■ Aim of the task
Go through the records and copy each line where the word "would" occurs.

■ Saved entries

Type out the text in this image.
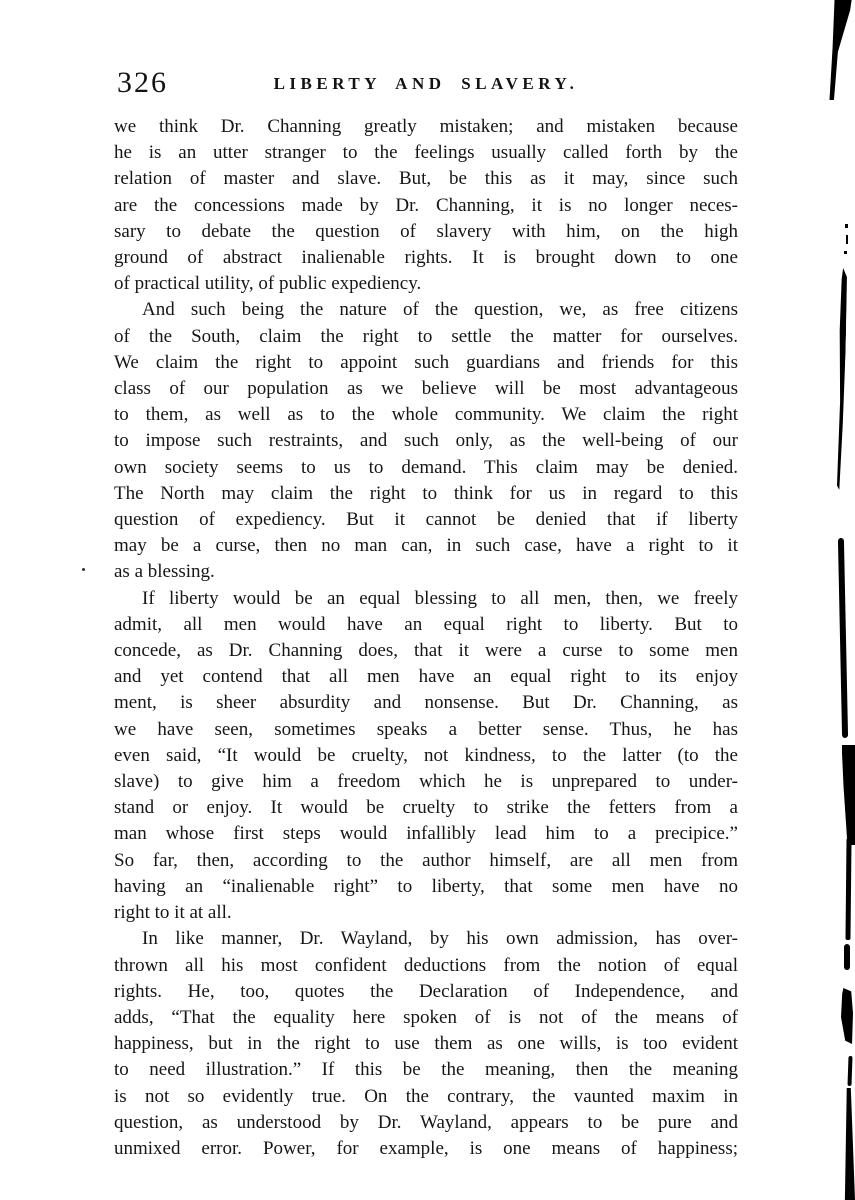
326	LIBERTY AND SLAVERY.

we think Dr. Channing greatly mistaken; and mistaken because
he is an utter stranger to the feelings usually called forth by the
relation of master and slave. But, be this as it may, since such
are the concessions made by Dr. Channing, it is no longer neces-
sary to debate the question of slavery with him, on the high
ground of abstract inalienable rights. It is brought down to one
of practical utility, of public expediency.

And such being the nature of the question, we, as free citizens
of the South, claim the right to settle the matter for ourselves.
We claim the right to appoint such guardians and friends for this
class of our population as we believe will be most advantageous
to them, as well as to the whole community. We claim the right
to impose such restraints, and such only, as the well-being of our
own society seems to us to demand. This claim may be denied.
The North may claim the right to think for us in regard to this
question of expediency. But it cannot be denied that if liberty
may be a curse, then no man can, in such case, have a right to it
as a blessing.

If liberty would be an equal blessing to all men, then, we freely
admit, all men would have an equal right to liberty. But to
concede, as Dr. Channing does, that it were a curse to some men
and yet contend that all men have an equal right to its enjoy
ment, is sheer absurdity and nonsense. But Dr. Channing, as
we have seen, sometimes speaks a better sense. Thus, he has
even said, “It would be cruelty, not kindness, to the latter (to the
slave) to give him a freedom which he is unprepared to under-
stand or enjoy. It would be cruelty to strike the fetters from a
man whose first steps would infallibly lead him to a precipice.”
So far, then, according to the author himself, are all men from
having an “inalienable right” to liberty, that some men have no
right to it at all.

In like manner, Dr. Wayland, by his own admission, has over-
thrown all his most confident deductions from the notion of equal
rights. He, too, quotes the Declaration of Independence, and
adds, “That the equality here spoken of is not of the means of
happiness, but in the right to use them as one wills, is too evident
to need illustration.” If this be the meaning, then the meaning
is not so evidently true. On the contrary, the vaunted maxim in
question, as understood by Dr. Wayland, appears to be pure and
unmixed error. Power, for example, is one means of happiness;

■ Solution to this problem
If liberty would be an equal blessing to all men, then, we freely
admit, all men would have an equal right to liberty. But to
even said, “It would be cruelty, not kindness, to the latter (to the
stand or enjoy. It would be cruelty to strike the fetters from a
man whose first steps would infallibly lead him to a precipice.”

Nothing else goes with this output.